--- To be done ---
Write only the number of lines in the records beneath that hold "software".

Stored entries
— start —

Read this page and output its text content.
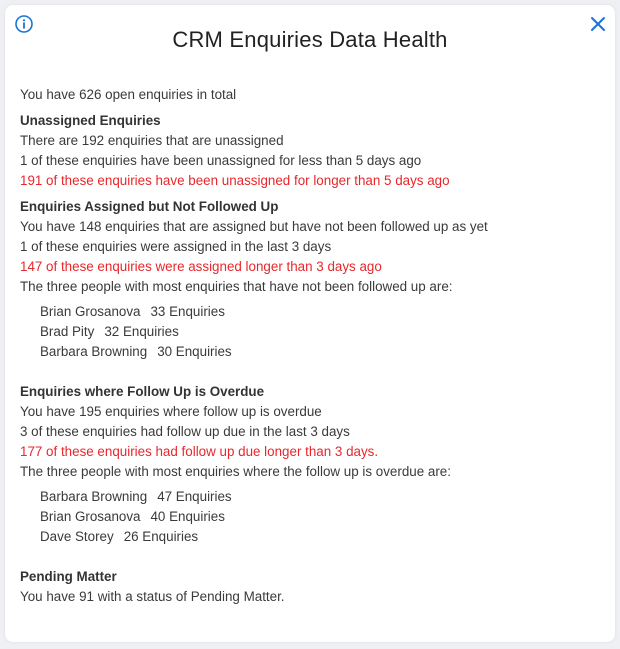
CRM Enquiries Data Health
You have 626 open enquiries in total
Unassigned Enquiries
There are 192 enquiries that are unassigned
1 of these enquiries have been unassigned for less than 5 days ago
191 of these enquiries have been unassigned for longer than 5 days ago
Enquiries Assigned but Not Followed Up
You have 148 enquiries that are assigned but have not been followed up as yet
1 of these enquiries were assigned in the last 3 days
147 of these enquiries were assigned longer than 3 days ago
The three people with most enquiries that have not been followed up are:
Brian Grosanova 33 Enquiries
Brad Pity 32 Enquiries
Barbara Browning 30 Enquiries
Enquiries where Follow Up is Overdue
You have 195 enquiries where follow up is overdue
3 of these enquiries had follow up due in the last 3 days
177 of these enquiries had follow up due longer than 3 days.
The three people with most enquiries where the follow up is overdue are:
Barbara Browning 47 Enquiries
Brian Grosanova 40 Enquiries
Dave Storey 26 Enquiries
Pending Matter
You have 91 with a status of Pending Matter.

— end —
— start —

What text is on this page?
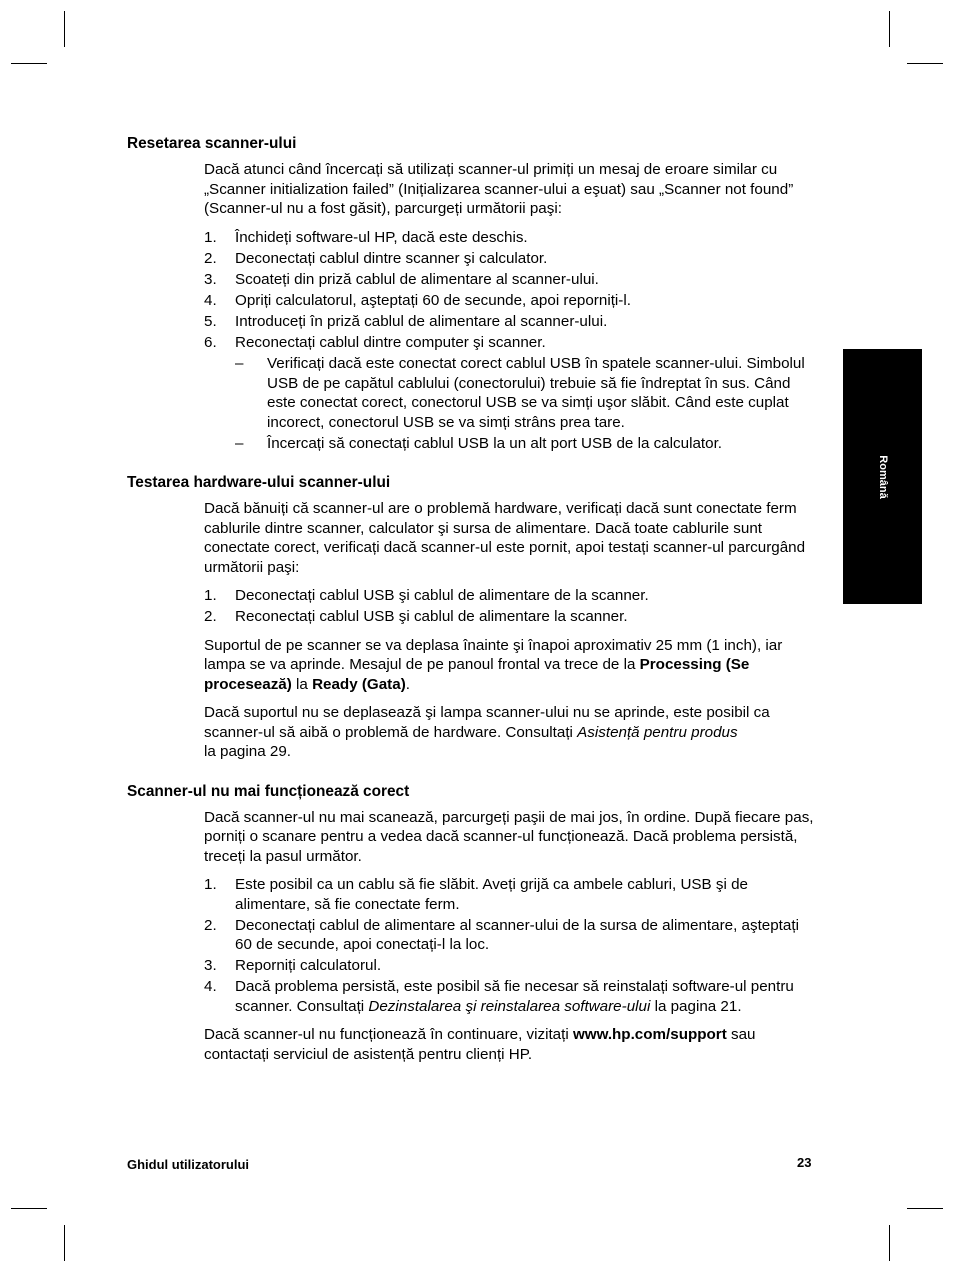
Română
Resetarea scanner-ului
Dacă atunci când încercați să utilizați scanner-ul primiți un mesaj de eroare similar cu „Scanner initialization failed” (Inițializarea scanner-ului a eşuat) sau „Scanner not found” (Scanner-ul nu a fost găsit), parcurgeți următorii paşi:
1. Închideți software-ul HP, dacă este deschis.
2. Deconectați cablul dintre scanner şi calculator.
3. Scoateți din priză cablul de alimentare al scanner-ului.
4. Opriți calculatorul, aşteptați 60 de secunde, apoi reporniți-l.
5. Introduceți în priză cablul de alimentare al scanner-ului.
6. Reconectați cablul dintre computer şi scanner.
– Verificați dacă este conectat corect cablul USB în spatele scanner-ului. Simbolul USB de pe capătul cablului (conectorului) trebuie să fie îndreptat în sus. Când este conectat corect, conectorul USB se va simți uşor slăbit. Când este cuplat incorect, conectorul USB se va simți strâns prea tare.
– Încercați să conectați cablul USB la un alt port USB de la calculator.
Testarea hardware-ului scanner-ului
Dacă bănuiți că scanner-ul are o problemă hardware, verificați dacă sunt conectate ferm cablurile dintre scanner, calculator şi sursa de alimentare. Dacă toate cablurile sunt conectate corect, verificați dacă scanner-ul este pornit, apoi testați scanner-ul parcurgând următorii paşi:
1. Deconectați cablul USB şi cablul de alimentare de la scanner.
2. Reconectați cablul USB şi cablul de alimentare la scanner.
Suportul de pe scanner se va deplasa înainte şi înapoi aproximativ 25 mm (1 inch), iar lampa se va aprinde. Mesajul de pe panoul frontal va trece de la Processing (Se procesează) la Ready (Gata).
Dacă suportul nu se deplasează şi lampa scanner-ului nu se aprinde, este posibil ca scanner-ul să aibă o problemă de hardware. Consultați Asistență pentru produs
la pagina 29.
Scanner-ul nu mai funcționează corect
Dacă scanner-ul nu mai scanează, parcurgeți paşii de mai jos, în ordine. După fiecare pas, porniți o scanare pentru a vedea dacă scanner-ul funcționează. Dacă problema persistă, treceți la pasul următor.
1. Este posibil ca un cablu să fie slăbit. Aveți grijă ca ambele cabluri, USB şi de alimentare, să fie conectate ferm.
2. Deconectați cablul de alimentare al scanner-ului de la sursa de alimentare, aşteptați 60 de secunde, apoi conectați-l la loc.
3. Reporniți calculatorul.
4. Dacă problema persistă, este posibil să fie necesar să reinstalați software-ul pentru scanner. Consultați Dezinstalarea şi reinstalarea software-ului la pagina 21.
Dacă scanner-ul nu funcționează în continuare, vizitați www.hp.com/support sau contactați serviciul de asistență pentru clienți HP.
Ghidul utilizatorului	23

— end —
— start —

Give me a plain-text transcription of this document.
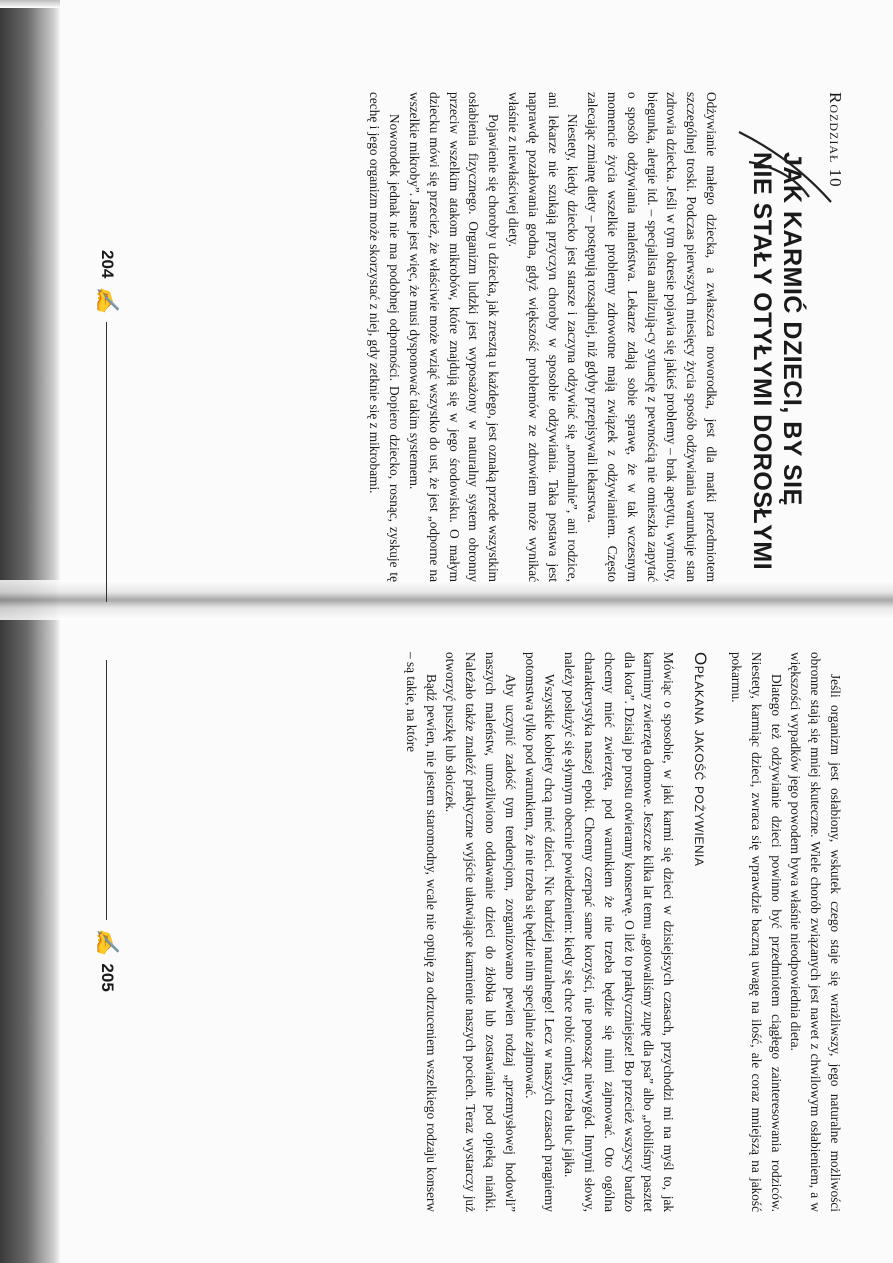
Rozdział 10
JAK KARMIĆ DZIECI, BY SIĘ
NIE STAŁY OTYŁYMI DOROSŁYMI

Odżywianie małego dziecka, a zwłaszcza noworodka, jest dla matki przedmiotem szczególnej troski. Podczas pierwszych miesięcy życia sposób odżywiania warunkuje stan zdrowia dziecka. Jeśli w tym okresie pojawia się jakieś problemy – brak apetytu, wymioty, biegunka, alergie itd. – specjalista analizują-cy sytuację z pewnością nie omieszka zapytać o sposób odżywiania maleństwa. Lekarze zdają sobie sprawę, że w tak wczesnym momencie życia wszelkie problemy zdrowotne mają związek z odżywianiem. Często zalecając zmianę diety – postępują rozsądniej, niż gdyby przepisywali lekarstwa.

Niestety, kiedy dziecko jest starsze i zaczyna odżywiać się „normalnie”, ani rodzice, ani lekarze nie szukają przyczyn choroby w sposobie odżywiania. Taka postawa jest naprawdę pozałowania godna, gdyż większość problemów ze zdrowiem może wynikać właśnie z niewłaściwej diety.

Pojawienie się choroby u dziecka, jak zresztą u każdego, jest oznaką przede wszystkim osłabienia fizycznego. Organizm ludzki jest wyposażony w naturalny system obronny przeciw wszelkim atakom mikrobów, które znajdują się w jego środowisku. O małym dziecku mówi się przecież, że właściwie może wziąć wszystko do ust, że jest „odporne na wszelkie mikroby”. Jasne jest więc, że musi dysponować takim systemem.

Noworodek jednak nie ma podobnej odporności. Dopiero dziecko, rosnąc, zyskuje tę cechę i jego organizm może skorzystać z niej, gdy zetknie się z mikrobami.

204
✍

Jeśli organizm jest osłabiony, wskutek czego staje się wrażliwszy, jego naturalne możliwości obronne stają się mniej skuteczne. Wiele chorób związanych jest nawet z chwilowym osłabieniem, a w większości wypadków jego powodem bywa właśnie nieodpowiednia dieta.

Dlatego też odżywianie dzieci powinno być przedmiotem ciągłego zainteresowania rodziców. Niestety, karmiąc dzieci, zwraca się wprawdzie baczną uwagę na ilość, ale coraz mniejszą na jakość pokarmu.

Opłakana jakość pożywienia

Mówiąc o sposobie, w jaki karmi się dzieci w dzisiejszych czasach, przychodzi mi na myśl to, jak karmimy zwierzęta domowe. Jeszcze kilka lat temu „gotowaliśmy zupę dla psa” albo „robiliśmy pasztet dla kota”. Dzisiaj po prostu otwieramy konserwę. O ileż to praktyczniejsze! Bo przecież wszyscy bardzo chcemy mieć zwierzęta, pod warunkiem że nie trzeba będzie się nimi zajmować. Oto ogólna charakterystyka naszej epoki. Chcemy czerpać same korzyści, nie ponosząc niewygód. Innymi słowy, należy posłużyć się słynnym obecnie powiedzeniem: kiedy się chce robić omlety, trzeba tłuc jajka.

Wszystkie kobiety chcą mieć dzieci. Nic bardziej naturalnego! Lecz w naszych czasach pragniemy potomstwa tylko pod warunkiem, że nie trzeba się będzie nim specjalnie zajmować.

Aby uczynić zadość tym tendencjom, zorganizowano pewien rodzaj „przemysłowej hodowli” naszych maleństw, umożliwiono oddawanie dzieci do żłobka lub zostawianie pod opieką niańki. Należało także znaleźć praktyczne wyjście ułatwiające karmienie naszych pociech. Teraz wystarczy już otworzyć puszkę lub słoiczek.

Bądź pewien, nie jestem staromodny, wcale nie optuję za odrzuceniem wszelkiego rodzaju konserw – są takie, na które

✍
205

— end —

--- Reply ---
2